▸ AIM: Return all lines in the material below that contain "Pion".

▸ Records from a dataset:
-------

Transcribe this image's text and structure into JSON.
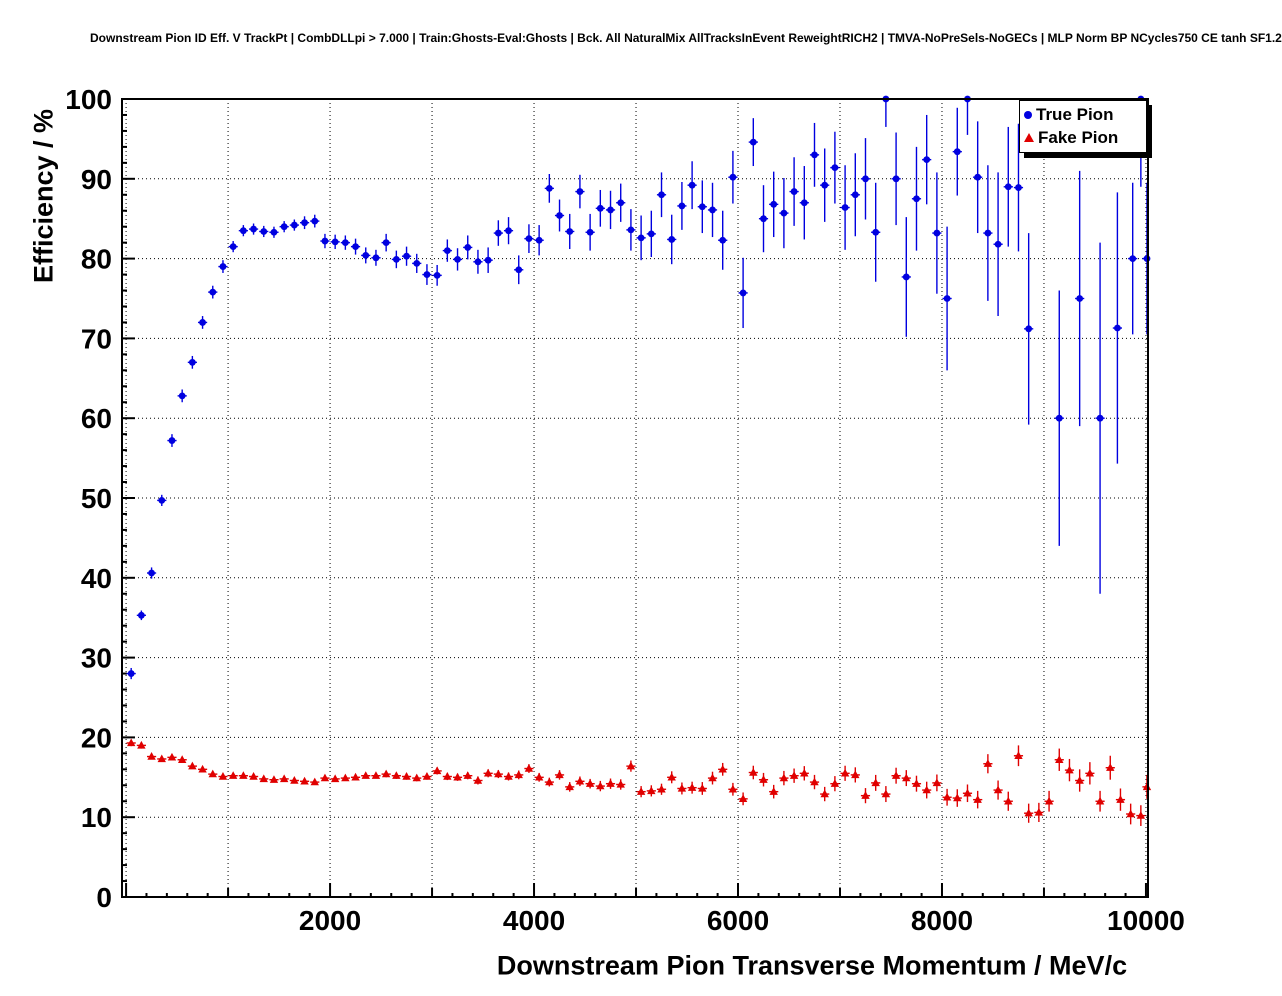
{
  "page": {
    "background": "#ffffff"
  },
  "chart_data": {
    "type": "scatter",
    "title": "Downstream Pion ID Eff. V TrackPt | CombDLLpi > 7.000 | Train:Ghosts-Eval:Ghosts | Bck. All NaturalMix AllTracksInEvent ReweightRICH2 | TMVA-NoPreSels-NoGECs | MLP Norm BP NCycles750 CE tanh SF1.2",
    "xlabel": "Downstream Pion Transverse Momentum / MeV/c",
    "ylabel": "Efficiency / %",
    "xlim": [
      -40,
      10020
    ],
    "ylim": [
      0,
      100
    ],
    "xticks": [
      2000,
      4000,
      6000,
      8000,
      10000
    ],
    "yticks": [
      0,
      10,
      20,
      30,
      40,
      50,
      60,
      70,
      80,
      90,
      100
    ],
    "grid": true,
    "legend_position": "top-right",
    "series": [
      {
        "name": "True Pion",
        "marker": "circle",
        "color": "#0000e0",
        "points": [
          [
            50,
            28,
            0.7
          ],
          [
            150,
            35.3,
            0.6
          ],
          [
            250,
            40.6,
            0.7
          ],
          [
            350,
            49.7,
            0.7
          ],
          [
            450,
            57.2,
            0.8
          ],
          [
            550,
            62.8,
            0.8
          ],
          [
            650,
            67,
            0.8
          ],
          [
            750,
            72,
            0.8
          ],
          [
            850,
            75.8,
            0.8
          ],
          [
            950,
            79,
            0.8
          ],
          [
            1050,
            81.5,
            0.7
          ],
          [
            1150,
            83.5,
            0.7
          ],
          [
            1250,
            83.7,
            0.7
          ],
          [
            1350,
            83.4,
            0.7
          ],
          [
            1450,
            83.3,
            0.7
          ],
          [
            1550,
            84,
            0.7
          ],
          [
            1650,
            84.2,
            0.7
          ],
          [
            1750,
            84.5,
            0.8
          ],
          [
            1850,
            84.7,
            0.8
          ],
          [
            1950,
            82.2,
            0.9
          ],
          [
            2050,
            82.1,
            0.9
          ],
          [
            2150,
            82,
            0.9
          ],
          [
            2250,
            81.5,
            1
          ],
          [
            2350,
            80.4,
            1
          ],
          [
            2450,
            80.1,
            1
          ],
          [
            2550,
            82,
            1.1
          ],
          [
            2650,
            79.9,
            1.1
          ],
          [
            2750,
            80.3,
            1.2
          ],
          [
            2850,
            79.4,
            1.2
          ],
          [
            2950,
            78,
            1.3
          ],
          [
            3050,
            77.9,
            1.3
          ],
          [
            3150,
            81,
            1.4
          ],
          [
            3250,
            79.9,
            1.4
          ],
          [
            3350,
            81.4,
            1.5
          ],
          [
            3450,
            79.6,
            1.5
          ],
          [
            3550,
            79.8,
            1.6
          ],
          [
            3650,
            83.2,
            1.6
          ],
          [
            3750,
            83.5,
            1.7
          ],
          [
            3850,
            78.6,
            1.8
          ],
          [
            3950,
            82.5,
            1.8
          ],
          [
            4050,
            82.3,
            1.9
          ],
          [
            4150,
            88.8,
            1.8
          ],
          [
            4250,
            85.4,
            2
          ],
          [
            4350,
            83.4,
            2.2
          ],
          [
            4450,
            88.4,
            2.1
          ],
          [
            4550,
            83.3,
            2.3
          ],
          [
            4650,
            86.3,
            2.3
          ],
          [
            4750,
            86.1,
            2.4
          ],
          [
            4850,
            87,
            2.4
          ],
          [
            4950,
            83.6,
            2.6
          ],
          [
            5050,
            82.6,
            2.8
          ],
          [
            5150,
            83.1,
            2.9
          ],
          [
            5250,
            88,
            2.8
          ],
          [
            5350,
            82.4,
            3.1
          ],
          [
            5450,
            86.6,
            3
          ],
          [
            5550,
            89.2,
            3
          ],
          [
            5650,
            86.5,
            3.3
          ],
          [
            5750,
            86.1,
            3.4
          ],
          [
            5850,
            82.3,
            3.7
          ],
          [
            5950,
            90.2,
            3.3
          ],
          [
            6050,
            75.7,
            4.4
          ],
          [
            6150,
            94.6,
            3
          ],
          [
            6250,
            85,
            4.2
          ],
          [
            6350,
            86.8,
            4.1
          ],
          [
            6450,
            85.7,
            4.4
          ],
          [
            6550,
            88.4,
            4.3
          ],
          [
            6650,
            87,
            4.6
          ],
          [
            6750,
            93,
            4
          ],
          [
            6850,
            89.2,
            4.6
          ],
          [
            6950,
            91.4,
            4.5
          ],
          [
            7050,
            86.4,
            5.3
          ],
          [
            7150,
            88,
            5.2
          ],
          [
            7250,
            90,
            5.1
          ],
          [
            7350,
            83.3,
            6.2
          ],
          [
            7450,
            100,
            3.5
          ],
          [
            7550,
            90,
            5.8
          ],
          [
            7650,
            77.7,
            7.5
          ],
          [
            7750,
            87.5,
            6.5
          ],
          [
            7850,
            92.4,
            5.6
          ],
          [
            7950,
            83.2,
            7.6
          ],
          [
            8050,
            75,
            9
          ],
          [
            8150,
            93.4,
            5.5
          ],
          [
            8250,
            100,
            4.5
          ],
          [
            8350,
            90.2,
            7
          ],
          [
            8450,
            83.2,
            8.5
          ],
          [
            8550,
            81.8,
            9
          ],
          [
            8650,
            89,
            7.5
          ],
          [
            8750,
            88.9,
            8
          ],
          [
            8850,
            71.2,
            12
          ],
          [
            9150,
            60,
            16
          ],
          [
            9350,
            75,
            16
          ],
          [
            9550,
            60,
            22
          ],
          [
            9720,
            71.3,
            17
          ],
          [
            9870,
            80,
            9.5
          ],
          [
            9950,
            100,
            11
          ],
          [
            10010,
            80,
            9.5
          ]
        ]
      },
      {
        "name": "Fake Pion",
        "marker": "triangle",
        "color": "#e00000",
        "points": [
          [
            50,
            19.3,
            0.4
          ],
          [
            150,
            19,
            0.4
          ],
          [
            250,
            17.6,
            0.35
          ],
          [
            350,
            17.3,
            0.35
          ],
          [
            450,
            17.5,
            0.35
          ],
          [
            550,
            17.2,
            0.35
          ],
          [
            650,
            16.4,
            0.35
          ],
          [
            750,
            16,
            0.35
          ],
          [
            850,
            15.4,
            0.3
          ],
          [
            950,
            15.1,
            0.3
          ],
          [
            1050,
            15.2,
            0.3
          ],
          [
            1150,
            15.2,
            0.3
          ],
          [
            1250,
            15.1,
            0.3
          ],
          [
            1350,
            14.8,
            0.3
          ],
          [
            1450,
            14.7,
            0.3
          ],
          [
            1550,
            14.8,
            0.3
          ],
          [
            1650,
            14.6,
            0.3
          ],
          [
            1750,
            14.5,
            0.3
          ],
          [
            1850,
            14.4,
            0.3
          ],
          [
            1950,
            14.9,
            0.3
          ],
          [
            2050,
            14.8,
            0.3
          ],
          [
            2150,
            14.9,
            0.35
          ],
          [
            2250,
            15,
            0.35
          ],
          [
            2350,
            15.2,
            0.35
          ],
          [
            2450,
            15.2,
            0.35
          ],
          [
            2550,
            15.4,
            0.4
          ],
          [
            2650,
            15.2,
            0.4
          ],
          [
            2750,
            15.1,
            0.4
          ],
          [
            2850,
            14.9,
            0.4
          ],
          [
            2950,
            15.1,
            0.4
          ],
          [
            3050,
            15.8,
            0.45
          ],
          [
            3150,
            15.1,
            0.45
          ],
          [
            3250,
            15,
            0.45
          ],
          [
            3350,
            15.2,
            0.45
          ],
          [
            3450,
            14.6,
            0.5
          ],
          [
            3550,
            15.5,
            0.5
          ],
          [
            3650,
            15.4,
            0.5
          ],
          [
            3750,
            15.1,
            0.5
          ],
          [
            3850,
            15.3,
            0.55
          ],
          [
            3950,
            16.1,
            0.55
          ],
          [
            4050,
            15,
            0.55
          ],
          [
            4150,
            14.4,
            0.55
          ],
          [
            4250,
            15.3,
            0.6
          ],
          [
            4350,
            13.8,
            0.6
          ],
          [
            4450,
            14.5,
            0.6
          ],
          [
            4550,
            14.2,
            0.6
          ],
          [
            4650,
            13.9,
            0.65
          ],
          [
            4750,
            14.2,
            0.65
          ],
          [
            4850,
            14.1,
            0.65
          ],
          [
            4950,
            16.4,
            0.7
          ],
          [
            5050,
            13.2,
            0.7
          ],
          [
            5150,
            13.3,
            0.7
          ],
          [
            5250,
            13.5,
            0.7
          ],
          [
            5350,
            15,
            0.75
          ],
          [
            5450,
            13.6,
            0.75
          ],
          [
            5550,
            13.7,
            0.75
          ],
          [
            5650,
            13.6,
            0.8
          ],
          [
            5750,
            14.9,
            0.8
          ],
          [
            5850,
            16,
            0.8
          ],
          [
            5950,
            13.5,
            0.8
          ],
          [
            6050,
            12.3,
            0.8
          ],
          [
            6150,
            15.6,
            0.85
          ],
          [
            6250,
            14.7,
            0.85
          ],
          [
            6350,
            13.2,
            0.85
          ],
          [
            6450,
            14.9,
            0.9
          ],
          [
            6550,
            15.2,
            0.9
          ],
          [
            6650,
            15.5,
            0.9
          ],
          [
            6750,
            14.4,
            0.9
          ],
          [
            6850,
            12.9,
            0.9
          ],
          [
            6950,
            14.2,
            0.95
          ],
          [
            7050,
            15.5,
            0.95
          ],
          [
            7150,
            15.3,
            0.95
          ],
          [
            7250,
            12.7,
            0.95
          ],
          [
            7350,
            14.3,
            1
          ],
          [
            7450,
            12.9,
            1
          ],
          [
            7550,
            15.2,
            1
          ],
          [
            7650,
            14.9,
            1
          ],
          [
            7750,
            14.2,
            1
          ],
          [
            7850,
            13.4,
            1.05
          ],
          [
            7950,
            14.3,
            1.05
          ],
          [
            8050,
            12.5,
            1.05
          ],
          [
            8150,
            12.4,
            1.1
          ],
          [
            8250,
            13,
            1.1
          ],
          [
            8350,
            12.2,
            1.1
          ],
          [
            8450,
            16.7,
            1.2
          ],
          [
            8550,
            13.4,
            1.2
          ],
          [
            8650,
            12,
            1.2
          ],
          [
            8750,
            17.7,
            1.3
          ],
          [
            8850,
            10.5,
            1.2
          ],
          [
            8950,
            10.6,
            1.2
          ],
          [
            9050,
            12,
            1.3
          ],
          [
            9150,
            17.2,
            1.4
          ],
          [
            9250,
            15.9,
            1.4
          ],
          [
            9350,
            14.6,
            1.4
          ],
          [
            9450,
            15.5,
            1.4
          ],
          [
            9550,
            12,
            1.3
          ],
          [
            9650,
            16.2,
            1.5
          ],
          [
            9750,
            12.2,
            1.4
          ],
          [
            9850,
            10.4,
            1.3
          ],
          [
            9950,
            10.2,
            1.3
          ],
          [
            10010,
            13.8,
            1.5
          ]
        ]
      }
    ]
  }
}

-------

▸ EXPECTED ANSWER:
    "title": "Downstream Pion ID Eff. V TrackPt | CombDLLpi > 7.000 | Train:Ghosts-Eval:Ghosts | Bck. All NaturalMix AllTracksInEvent ReweightRICH2 | TMVA-NoPreSels-NoGECs | MLP Norm BP NCycles750 CE tanh SF1.2",
    "xlabel": "Downstream Pion Transverse Momentum / MeV/c",
        "name": "True Pion",
        "name": "Fake Pion",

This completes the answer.